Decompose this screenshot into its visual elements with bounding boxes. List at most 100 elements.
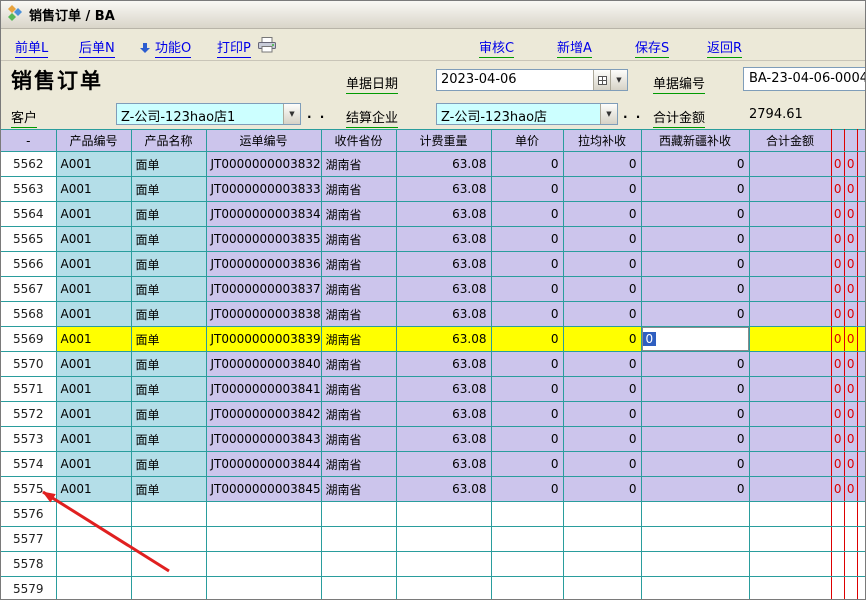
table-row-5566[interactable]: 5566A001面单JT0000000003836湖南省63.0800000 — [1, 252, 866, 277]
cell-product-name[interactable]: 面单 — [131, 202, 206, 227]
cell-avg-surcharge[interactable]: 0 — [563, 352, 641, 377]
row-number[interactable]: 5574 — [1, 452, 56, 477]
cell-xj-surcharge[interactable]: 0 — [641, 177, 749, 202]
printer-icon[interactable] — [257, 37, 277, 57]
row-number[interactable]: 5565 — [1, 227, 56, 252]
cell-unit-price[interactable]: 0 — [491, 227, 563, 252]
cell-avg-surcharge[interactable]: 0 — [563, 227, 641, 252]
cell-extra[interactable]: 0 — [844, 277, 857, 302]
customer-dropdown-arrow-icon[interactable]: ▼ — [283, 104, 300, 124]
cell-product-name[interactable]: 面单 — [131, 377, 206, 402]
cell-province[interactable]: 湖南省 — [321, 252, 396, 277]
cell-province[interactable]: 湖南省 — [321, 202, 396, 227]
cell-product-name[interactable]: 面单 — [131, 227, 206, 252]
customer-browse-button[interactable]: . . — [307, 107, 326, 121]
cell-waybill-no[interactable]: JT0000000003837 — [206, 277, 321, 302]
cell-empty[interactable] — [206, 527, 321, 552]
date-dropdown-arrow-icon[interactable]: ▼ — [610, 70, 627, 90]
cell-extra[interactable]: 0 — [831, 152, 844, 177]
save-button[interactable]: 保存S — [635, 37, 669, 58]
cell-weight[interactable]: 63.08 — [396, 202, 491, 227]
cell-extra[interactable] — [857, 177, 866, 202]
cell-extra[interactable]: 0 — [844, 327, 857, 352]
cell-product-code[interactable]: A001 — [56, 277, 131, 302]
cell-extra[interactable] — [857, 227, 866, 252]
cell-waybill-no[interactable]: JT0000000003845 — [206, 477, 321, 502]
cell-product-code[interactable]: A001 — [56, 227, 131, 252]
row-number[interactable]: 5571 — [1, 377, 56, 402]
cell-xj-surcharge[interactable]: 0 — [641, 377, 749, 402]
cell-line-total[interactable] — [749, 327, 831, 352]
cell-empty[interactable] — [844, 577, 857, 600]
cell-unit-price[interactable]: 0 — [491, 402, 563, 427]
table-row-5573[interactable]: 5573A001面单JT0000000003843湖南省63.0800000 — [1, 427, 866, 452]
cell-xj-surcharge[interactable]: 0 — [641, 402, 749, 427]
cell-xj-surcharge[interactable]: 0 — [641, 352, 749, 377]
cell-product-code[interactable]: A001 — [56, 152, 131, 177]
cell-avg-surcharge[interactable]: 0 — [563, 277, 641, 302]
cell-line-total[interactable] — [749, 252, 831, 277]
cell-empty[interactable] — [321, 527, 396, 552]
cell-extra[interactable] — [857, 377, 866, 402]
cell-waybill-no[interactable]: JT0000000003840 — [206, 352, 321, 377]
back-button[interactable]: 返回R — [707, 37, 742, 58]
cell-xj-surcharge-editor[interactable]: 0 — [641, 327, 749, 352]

****************

■ **Yazılı görev**
Yukarıdaki kayıtların tamamını hiçbir değişiklik yapmadan baştan sona tekrarlayınız. Resimleri yanıtın dışında bırakınız.

■ **Eksiksiz çıktı**
Decompose this screenshot into its visual elements with bounding boxes. List at most 100 elements.
table-row-5566[interactable]: 5566A001面单JT0000000003836湖南省63.0800000 — [1, 252, 866, 277]
cell-product-name[interactable]: 面单 — [131, 202, 206, 227]
cell-avg-surcharge[interactable]: 0 — [563, 352, 641, 377]
row-number[interactable]: 5574 — [1, 452, 56, 477]
cell-xj-surcharge[interactable]: 0 — [641, 177, 749, 202]
printer-icon[interactable] — [257, 37, 277, 57]
row-number[interactable]: 5565 — [1, 227, 56, 252]
cell-unit-price[interactable]: 0 — [491, 227, 563, 252]
cell-avg-surcharge[interactable]: 0 — [563, 227, 641, 252]
cell-extra[interactable]: 0 — [844, 277, 857, 302]
customer-dropdown-arrow-icon[interactable]: ▼ — [283, 104, 300, 124]
cell-product-name[interactable]: 面单 — [131, 377, 206, 402]
cell-province[interactable]: 湖南省 — [321, 252, 396, 277]
cell-province[interactable]: 湖南省 — [321, 202, 396, 227]
cell-product-name[interactable]: 面单 — [131, 227, 206, 252]
customer-browse-button[interactable]: . . — [307, 107, 326, 121]
cell-waybill-no[interactable]: JT0000000003837 — [206, 277, 321, 302]
cell-empty[interactable] — [206, 527, 321, 552]
date-dropdown-arrow-icon[interactable]: ▼ — [610, 70, 627, 90]
cell-extra[interactable]: 0 — [831, 152, 844, 177]
save-button[interactable]: 保存S — [635, 37, 669, 58]
cell-weight[interactable]: 63.08 — [396, 202, 491, 227]
cell-extra[interactable] — [857, 177, 866, 202]
cell-extra[interactable]: 0 — [844, 327, 857, 352]
cell-product-code[interactable]: A001 — [56, 277, 131, 302]
cell-extra[interactable] — [857, 227, 866, 252]
cell-waybill-no[interactable]: JT0000000003845 — [206, 477, 321, 502]
cell-product-code[interactable]: A001 — [56, 227, 131, 252]
row-number[interactable]: 5571 — [1, 377, 56, 402]
cell-xj-surcharge[interactable]: 0 — [641, 377, 749, 402]
cell-line-total[interactable] — [749, 327, 831, 352]
cell-empty[interactable] — [844, 577, 857, 600]
cell-unit-price[interactable]: 0 — [491, 402, 563, 427]
table-row-5573[interactable]: 5573A001面单JT0000000003843湖南省63.0800000 — [1, 427, 866, 452]
cell-xj-surcharge[interactable]: 0 — [641, 402, 749, 427]
cell-xj-surcharge[interactable]: 0 — [641, 352, 749, 377]
cell-product-code[interactable]: A001 — [56, 152, 131, 177]
cell-avg-surcharge[interactable]: 0 — [563, 277, 641, 302]
cell-line-total[interactable] — [749, 252, 831, 277]
cell-empty[interactable] — [321, 527, 396, 552]
cell-extra[interactable] — [857, 377, 866, 402]
cell-waybill-no[interactable]: JT0000000003840 — [206, 352, 321, 377]
back-button[interactable]: 返回R — [707, 37, 742, 58]
cell-xj-surcharge-editor[interactable]: 0 — [641, 327, 749, 352]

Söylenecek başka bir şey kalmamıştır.